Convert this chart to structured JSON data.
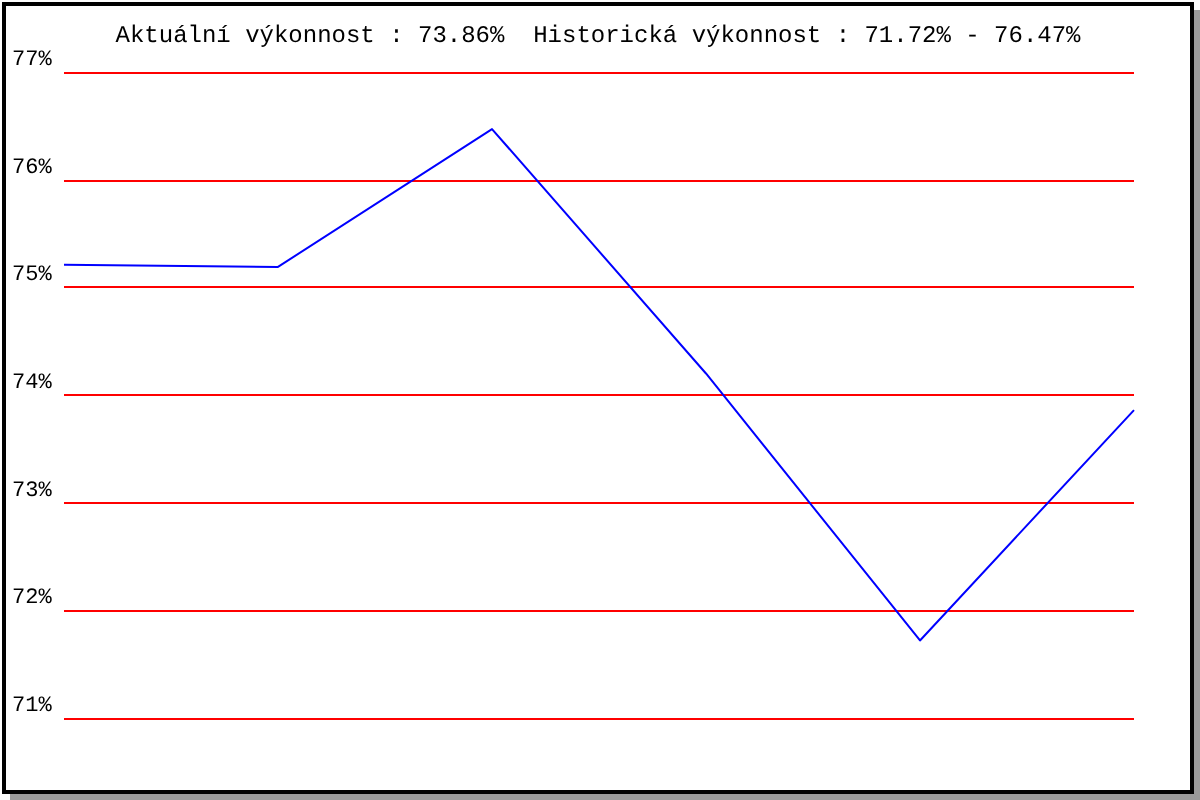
{
  "chart_data": {
    "type": "line",
    "title": "Aktuální výkonnost : 73.86%  Historická výkonnost : 71.72% - 76.47%",
    "categories": [
      null,
      null,
      null,
      null,
      null,
      null
    ],
    "series": [
      {
        "color": "#0000ff",
        "values": [
          75.21,
          75.19,
          76.47,
          74.2,
          71.72,
          73.86
        ]
      }
    ],
    "ylim": [
      71,
      77
    ],
    "yticks": [
      {
        "value": 71,
        "label": "71%"
      },
      {
        "value": 72,
        "label": "72%"
      },
      {
        "value": 73,
        "label": "73%"
      },
      {
        "value": 74,
        "label": "74%"
      },
      {
        "value": 75,
        "label": "75%"
      },
      {
        "value": 76,
        "label": "76%"
      },
      {
        "value": 77,
        "label": "77%"
      }
    ],
    "grid": "y",
    "marker": "none",
    "line_style": "solid"
  }
}
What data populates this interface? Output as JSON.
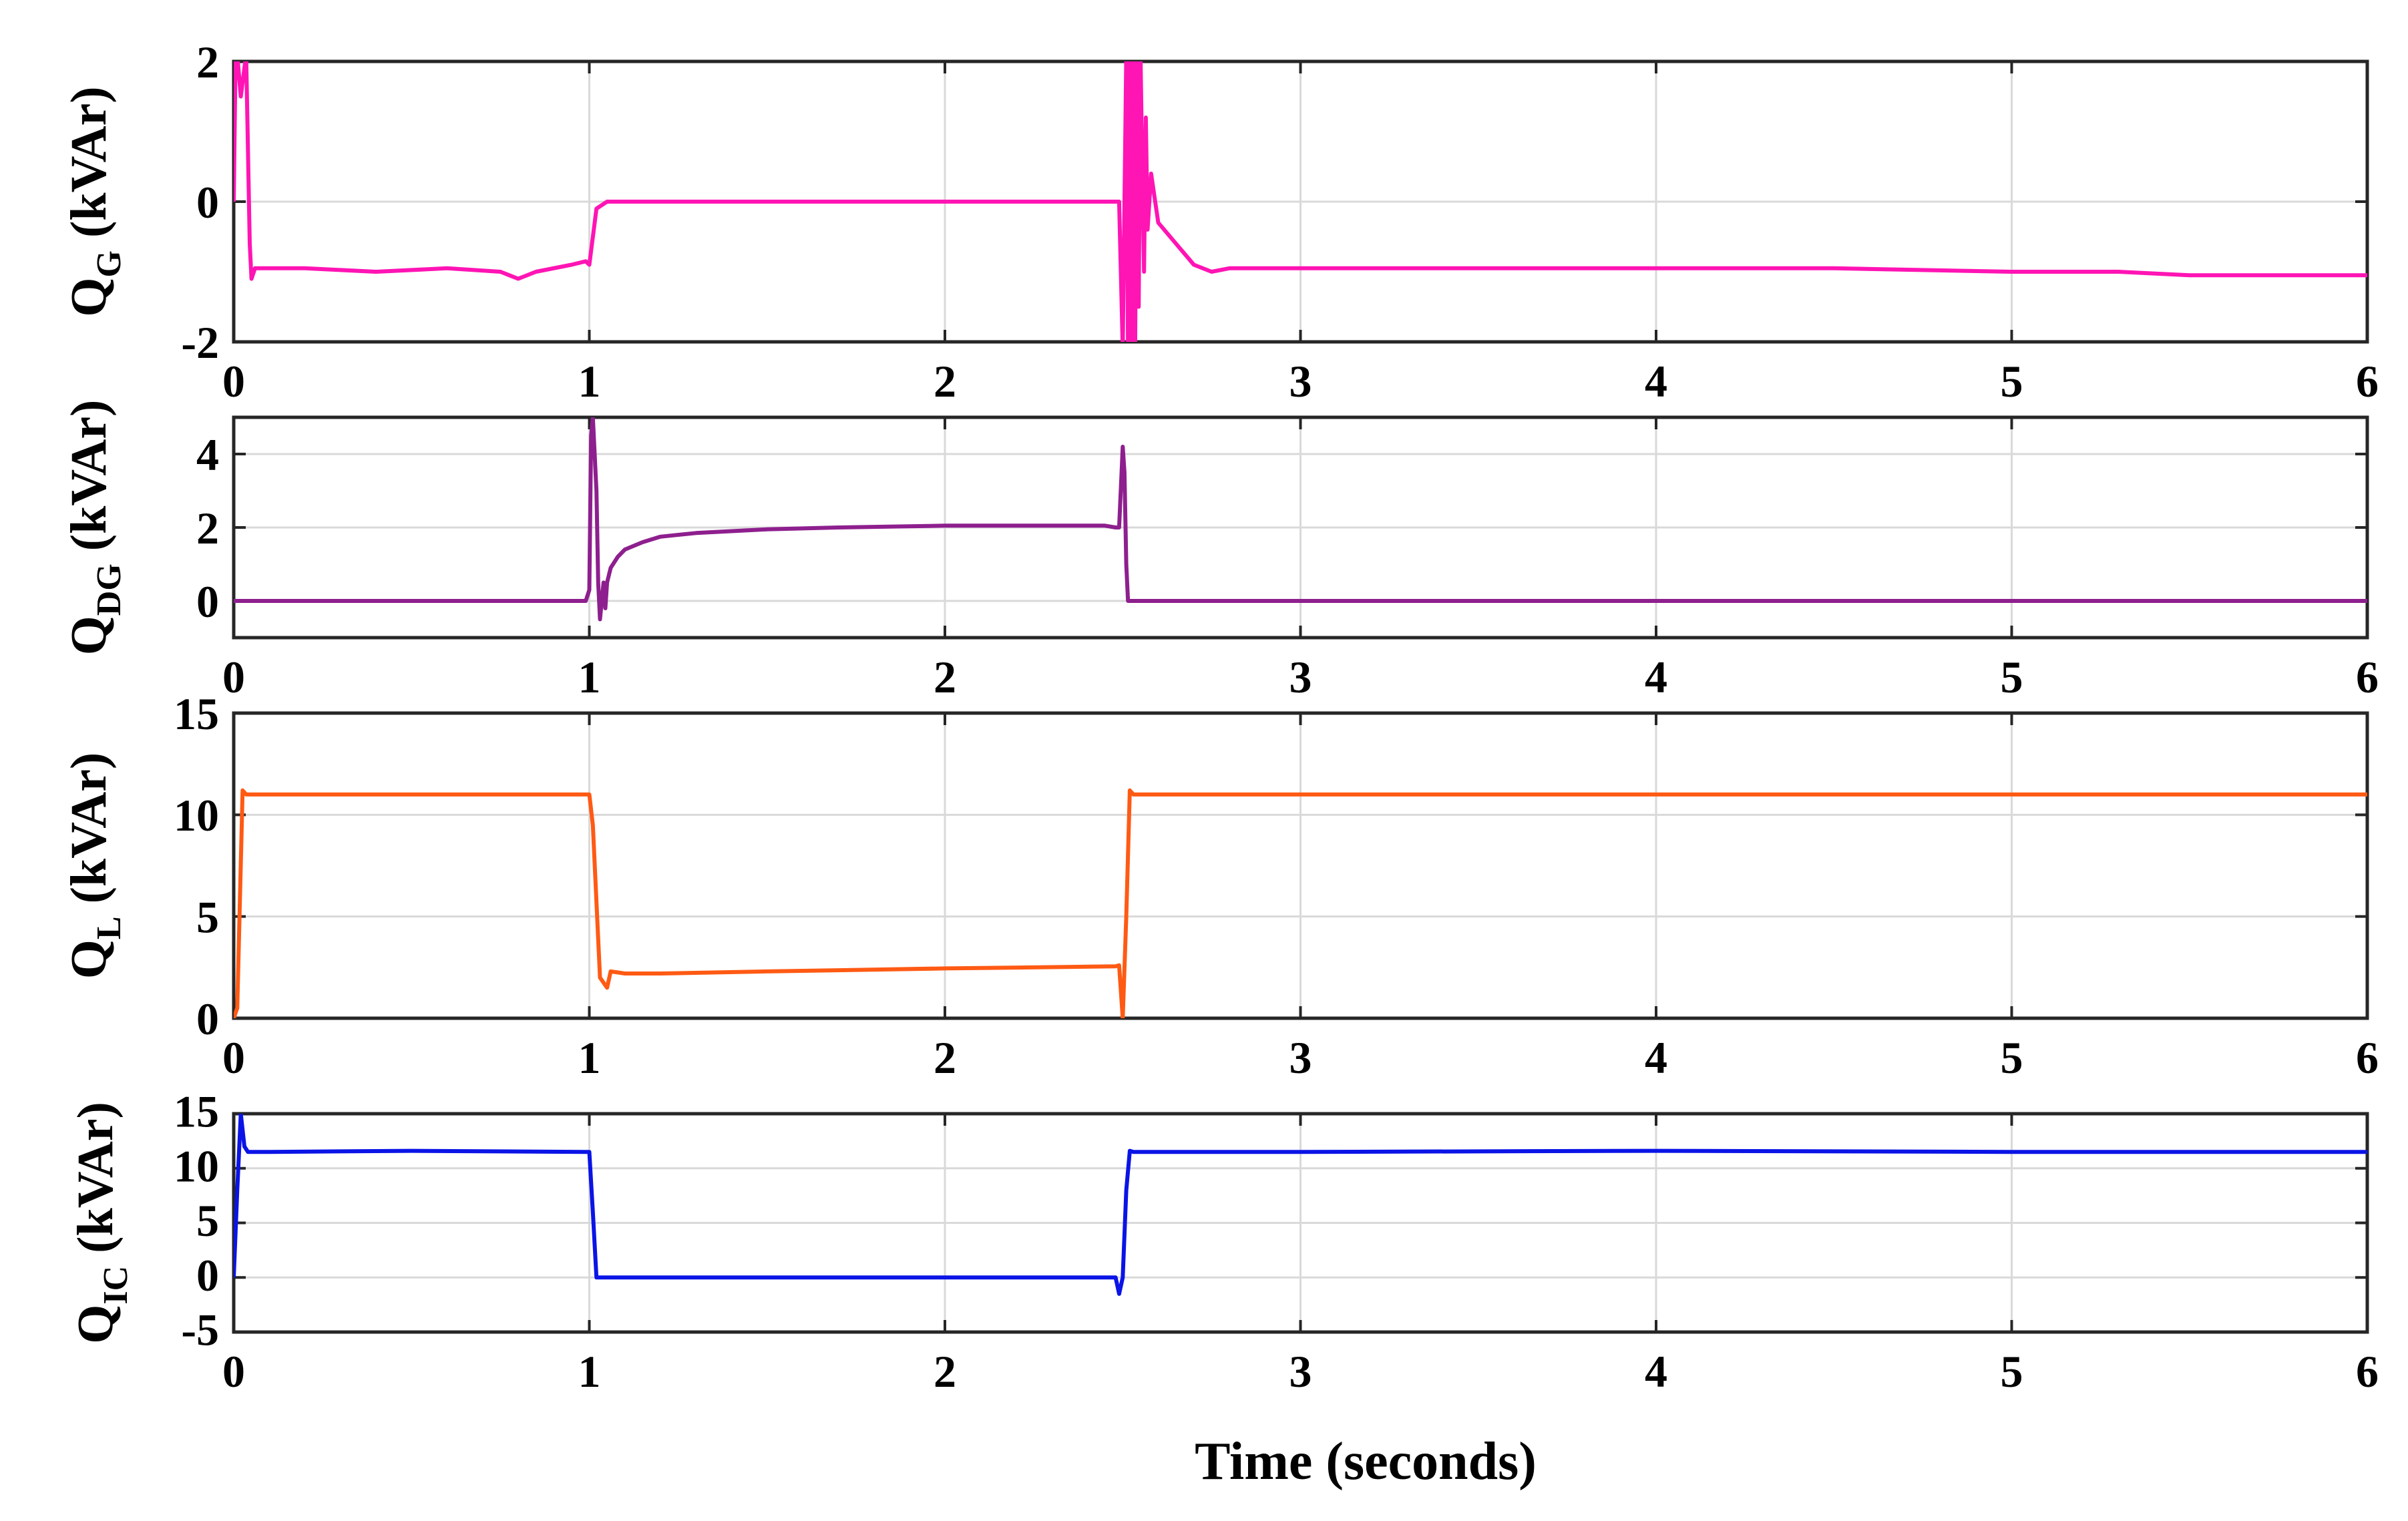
{
  "chart_data": [
    {
      "type": "line",
      "ylabel_main": "Q",
      "ylabel_sub": "G",
      "ylabel_unit": " (kVAr)",
      "xlim": [
        0,
        6
      ],
      "ylim": [
        -2,
        2
      ],
      "xticks": [
        "0",
        "1",
        "2",
        "3",
        "4",
        "5",
        "6"
      ],
      "xtick_values": [
        0,
        1,
        2,
        3,
        4,
        5,
        6
      ],
      "ytick_values": [
        -2,
        0,
        2
      ],
      "ytick_labels": [
        "-2",
        "0",
        "2"
      ],
      "color": "#ff14b4",
      "series": [
        {
          "x": [
            0,
            0.005,
            0.01,
            0.02,
            0.035,
            0.045,
            0.05,
            0.06,
            0.2,
            0.4,
            0.6,
            0.75,
            0.8,
            0.85,
            0.95,
            0.99,
            1.0,
            1.02,
            1.05,
            1.5,
            2.0,
            2.45,
            2.49,
            2.5,
            2.51,
            2.515,
            2.52,
            2.525,
            2.53,
            2.535,
            2.54,
            2.545,
            2.55,
            2.555,
            2.56,
            2.565,
            2.57,
            2.58,
            2.6,
            2.65,
            2.7,
            2.75,
            2.8,
            3.0,
            3.5,
            4.0,
            4.5,
            5.0,
            5.3,
            5.5,
            6.0
          ],
          "y": [
            0,
            2,
            2.1,
            1.5,
            2.1,
            -0.6,
            -1.1,
            -0.95,
            -0.95,
            -1.0,
            -0.95,
            -1.0,
            -1.1,
            -1.0,
            -0.9,
            -0.85,
            -0.9,
            -0.1,
            0,
            0,
            0,
            0,
            0,
            -2.1,
            2.1,
            -2.1,
            2.1,
            -2.1,
            2.1,
            -2.1,
            2.1,
            -1.5,
            2.1,
            0.5,
            -1.0,
            1.2,
            -0.4,
            0.4,
            -0.3,
            -0.6,
            -0.9,
            -1.0,
            -0.95,
            -0.95,
            -0.95,
            -0.95,
            -0.95,
            -1.0,
            -1.0,
            -1.05,
            -1.05
          ]
        }
      ]
    },
    {
      "type": "line",
      "ylabel_main": "Q",
      "ylabel_sub": "DG",
      "ylabel_unit": " (kVAr)",
      "xlim": [
        0,
        6
      ],
      "ylim": [
        -1,
        5
      ],
      "xticks": [
        "0",
        "1",
        "2",
        "3",
        "4",
        "5",
        "6"
      ],
      "xtick_values": [
        0,
        1,
        2,
        3,
        4,
        5,
        6
      ],
      "ytick_values": [
        0,
        2,
        4
      ],
      "ytick_labels": [
        "0",
        "2",
        "4"
      ],
      "color": "#8e1f8e",
      "series": [
        {
          "x": [
            0,
            0.5,
            0.99,
            1.0,
            1.005,
            1.01,
            1.02,
            1.025,
            1.03,
            1.04,
            1.045,
            1.05,
            1.06,
            1.08,
            1.1,
            1.15,
            1.2,
            1.3,
            1.4,
            1.5,
            1.7,
            2.0,
            2.2,
            2.4,
            2.45,
            2.48,
            2.49,
            2.5,
            2.505,
            2.51,
            2.515,
            2.52,
            3.0,
            4.0,
            5.0,
            6.0
          ],
          "y": [
            0,
            0,
            0,
            0.3,
            4.5,
            5.0,
            3.0,
            0.5,
            -0.5,
            0.5,
            -0.2,
            0.5,
            0.9,
            1.2,
            1.4,
            1.6,
            1.75,
            1.85,
            1.9,
            1.95,
            2.0,
            2.05,
            2.05,
            2.05,
            2.05,
            2.0,
            2.0,
            4.2,
            3.5,
            1.0,
            0,
            0,
            0,
            0,
            0,
            0
          ]
        }
      ]
    },
    {
      "type": "line",
      "ylabel_main": "Q",
      "ylabel_sub": "L",
      "ylabel_unit": " (kVAr)",
      "xlim": [
        0,
        6
      ],
      "ylim": [
        0,
        15
      ],
      "xticks": [
        "0",
        "1",
        "2",
        "3",
        "4",
        "5",
        "6"
      ],
      "xtick_values": [
        0,
        1,
        2,
        3,
        4,
        5,
        6
      ],
      "ytick_values": [
        0,
        5,
        10,
        15
      ],
      "ytick_labels": [
        "0",
        "5",
        "10",
        "15"
      ],
      "color": "#ff5a14",
      "series": [
        {
          "x": [
            0,
            0.01,
            0.025,
            0.035,
            0.05,
            0.1,
            0.5,
            0.99,
            1.0,
            1.01,
            1.03,
            1.05,
            1.06,
            1.1,
            1.2,
            1.5,
            2.0,
            2.48,
            2.49,
            2.5,
            2.51,
            2.52,
            2.53,
            2.6,
            3.0,
            4.0,
            5.0,
            6.0
          ],
          "y": [
            0,
            0.5,
            11.2,
            11.0,
            11.0,
            11.0,
            11.0,
            11.0,
            11.0,
            9.5,
            2.0,
            1.5,
            2.3,
            2.2,
            2.2,
            2.3,
            2.45,
            2.55,
            2.6,
            0,
            5.0,
            11.2,
            11.0,
            11.0,
            11.0,
            11.0,
            11.0,
            11.0
          ]
        }
      ]
    },
    {
      "type": "line",
      "ylabel_main": "Q",
      "ylabel_sub": "IC",
      "ylabel_unit": " (kVAr)",
      "xlim": [
        0,
        6
      ],
      "ylim": [
        -5,
        15
      ],
      "xticks": [
        "0",
        "1",
        "2",
        "3",
        "4",
        "5",
        "6"
      ],
      "xtick_values": [
        0,
        1,
        2,
        3,
        4,
        5,
        6
      ],
      "ytick_values": [
        -5,
        0,
        5,
        10,
        15
      ],
      "ytick_labels": [
        "-5",
        "0",
        "5",
        "10",
        "15"
      ],
      "color": "#0a14e6",
      "series": [
        {
          "x": [
            0,
            0.01,
            0.02,
            0.03,
            0.04,
            0.05,
            0.1,
            0.5,
            0.99,
            1.0,
            1.01,
            1.02,
            1.5,
            2.0,
            2.48,
            2.49,
            2.5,
            2.51,
            2.52,
            2.53,
            2.6,
            3.0,
            4.0,
            5.0,
            6.0
          ],
          "y": [
            0,
            8,
            15,
            12,
            11.5,
            11.5,
            11.5,
            11.6,
            11.5,
            11.5,
            6,
            0,
            0,
            0,
            0,
            -1.5,
            0,
            8,
            11.6,
            11.5,
            11.5,
            11.5,
            11.6,
            11.5,
            11.5
          ]
        }
      ]
    }
  ],
  "xlabel": "Time (seconds)"
}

===============

## Given problem
Every line of the data should be copied as it stands, without the images.

## Finished task
Convert this chart to structured JSON data.
{
  "chart_data": {
    "type": "line",
    "title": "Aktuální výkonnost : 73.86%  Historická výkonnost : 71.72% - 76.47%",
    "categories": [
      null,
      null,
      null,
      null,
      null,
      null
    ],
    "series": [
      {
        "color": "#0000ff",
        "values": [
          75.21,
          75.19,
          76.47,
          74.2,
          71.72,
          73.86
        ]
      }
    ],
    "ylim": [
      71,
      77
    ],
    "yticks": [
      {
        "value": 71,
        "label": "71%"
      },
      {
        "value": 72,
        "label": "72%"
      },
      {
        "value": 73,
        "label": "73%"
      },
      {
        "value": 74,
        "label": "74%"
      },
      {
        "value": 75,
        "label": "75%"
      },
      {
        "value": 76,
        "label": "76%"
      },
      {
        "value": 77,
        "label": "77%"
      }
    ],
    "grid": "y",
    "marker": "none",
    "line_style": "solid"
  }
}
What data populates this interface? Output as JSON.
{
  "chart_data": [
    {
      "type": "line",
      "ylabel_main": "Q",
      "ylabel_sub": "G",
      "ylabel_unit": " (kVAr)",
      "xlim": [
        0,
        6
      ],
      "ylim": [
        -2,
        2
      ],
      "xticks": [
        "0",
        "1",
        "2",
        "3",
        "4",
        "5",
        "6"
      ],
      "xtick_values": [
        0,
        1,
        2,
        3,
        4,
        5,
        6
      ],
      "ytick_values": [
        -2,
        0,
        2
      ],
      "ytick_labels": [
        "-2",
        "0",
        "2"
      ],
      "color": "#ff14b4",
      "series": [
        {
          "x": [
            0,
            0.005,
            0.01,
            0.02,
            0.035,
            0.045,
            0.05,
            0.06,
            0.2,
            0.4,
            0.6,
            0.75,
            0.8,
            0.85,
            0.95,
            0.99,
            1.0,
            1.02,
            1.05,
            1.5,
            2.0,
            2.45,
            2.49,
            2.5,
            2.51,
            2.515,
            2.52,
            2.525,
            2.53,
            2.535,
            2.54,
            2.545,
            2.55,
            2.555,
            2.56,
            2.565,
            2.57,
            2.58,
            2.6,
            2.65,
            2.7,
            2.75,
            2.8,
            3.0,
            3.5,
            4.0,
            4.5,
            5.0,
            5.3,
            5.5,
            6.0
          ],
          "y": [
            0,
            2,
            2.1,
            1.5,
            2.1,
            -0.6,
            -1.1,
            -0.95,
            -0.95,
            -1.0,
            -0.95,
            -1.0,
            -1.1,
            -1.0,
            -0.9,
            -0.85,
            -0.9,
            -0.1,
            0,
            0,
            0,
            0,
            0,
            -2.1,
            2.1,
            -2.1,
            2.1,
            -2.1,
            2.1,
            -2.1,
            2.1,
            -1.5,
            2.1,
            0.5,
            -1.0,
            1.2,
            -0.4,
            0.4,
            -0.3,
            -0.6,
            -0.9,
            -1.0,
            -0.95,
            -0.95,
            -0.95,
            -0.95,
            -0.95,
            -1.0,
            -1.0,
            -1.05,
            -1.05
          ]
        }
      ]
    },
    {
      "type": "line",
      "ylabel_main": "Q",
      "ylabel_sub": "DG",
      "ylabel_unit": " (kVAr)",
      "xlim": [
        0,
        6
      ],
      "ylim": [
        -1,
        5
      ],
      "xticks": [
        "0",
        "1",
        "2",
        "3",
        "4",
        "5",
        "6"
      ],
      "xtick_values": [
        0,
        1,
        2,
        3,
        4,
        5,
        6
      ],
      "ytick_values": [
        0,
        2,
        4
      ],
      "ytick_labels": [
        "0",
        "2",
        "4"
      ],
      "color": "#8e1f8e",
      "series": [
        {
          "x": [
            0,
            0.5,
            0.99,
            1.0,
            1.005,
            1.01,
            1.02,
            1.025,
            1.03,
            1.04,
            1.045,
            1.05,
            1.06,
            1.08,
            1.1,
            1.15,
            1.2,
            1.3,
            1.4,
            1.5,
            1.7,
            2.0,
            2.2,
            2.4,
            2.45,
            2.48,
            2.49,
            2.5,
            2.505,
            2.51,
            2.515,
            2.52,
            3.0,
            4.0,
            5.0,
            6.0
          ],
          "y": [
            0,
            0,
            0,
            0.3,
            4.5,
            5.0,
            3.0,
            0.5,
            -0.5,
            0.5,
            -0.2,
            0.5,
            0.9,
            1.2,
            1.4,
            1.6,
            1.75,
            1.85,
            1.9,
            1.95,
            2.0,
            2.05,
            2.05,
            2.05,
            2.05,
            2.0,
            2.0,
            4.2,
            3.5,
            1.0,
            0,
            0,
            0,
            0,
            0,
            0
          ]
        }
      ]
    },
    {
      "type": "line",
      "ylabel_main": "Q",
      "ylabel_sub": "L",
      "ylabel_unit": " (kVAr)",
      "xlim": [
        0,
        6
      ],
      "ylim": [
        0,
        15
      ],
      "xticks": [
        "0",
        "1",
        "2",
        "3",
        "4",
        "5",
        "6"
      ],
      "xtick_values": [
        0,
        1,
        2,
        3,
        4,
        5,
        6
      ],
      "ytick_values": [
        0,
        5,
        10,
        15
      ],
      "ytick_labels": [
        "0",
        "5",
        "10",
        "15"
      ],
      "color": "#ff5a14",
      "series": [
        {
          "x": [
            0,
            0.01,
            0.025,
            0.035,
            0.05,
            0.1,
            0.5,
            0.99,
            1.0,
            1.01,
            1.03,
            1.05,
            1.06,
            1.1,
            1.2,
            1.5,
            2.0,
            2.48,
            2.49,
            2.5,
            2.51,
            2.52,
            2.53,
            2.6,
            3.0,
            4.0,
            5.0,
            6.0
          ],
          "y": [
            0,
            0.5,
            11.2,
            11.0,
            11.0,
            11.0,
            11.0,
            11.0,
            11.0,
            9.5,
            2.0,
            1.5,
            2.3,
            2.2,
            2.2,
            2.3,
            2.45,
            2.55,
            2.6,
            0,
            5.0,
            11.2,
            11.0,
            11.0,
            11.0,
            11.0,
            11.0,
            11.0
          ]
        }
      ]
    },
    {
      "type": "line",
      "ylabel_main": "Q",
      "ylabel_sub": "IC",
      "ylabel_unit": " (kVAr)",
      "xlim": [
        0,
        6
      ],
      "ylim": [
        -5,
        15
      ],
      "xticks": [
        "0",
        "1",
        "2",
        "3",
        "4",
        "5",
        "6"
      ],
      "xtick_values": [
        0,
        1,
        2,
        3,
        4,
        5,
        6
      ],
      "ytick_values": [
        -5,
        0,
        5,
        10,
        15
      ],
      "ytick_labels": [
        "-5",
        "0",
        "5",
        "10",
        "15"
      ],
      "color": "#0a14e6",
      "series": [
        {
          "x": [
            0,
            0.01,
            0.02,
            0.03,
            0.04,
            0.05,
            0.1,
            0.5,
            0.99,
            1.0,
            1.01,
            1.02,
            1.5,
            2.0,
            2.48,
            2.49,
            2.5,
            2.51,
            2.52,
            2.53,
            2.6,
            3.0,
            4.0,
            5.0,
            6.0
          ],
          "y": [
            0,
            8,
            15,
            12,
            11.5,
            11.5,
            11.5,
            11.6,
            11.5,
            11.5,
            6,
            0,
            0,
            0,
            0,
            -1.5,
            0,
            8,
            11.6,
            11.5,
            11.5,
            11.5,
            11.6,
            11.5,
            11.5
          ]
        }
      ]
    }
  ],
  "xlabel": "Time (seconds)"
}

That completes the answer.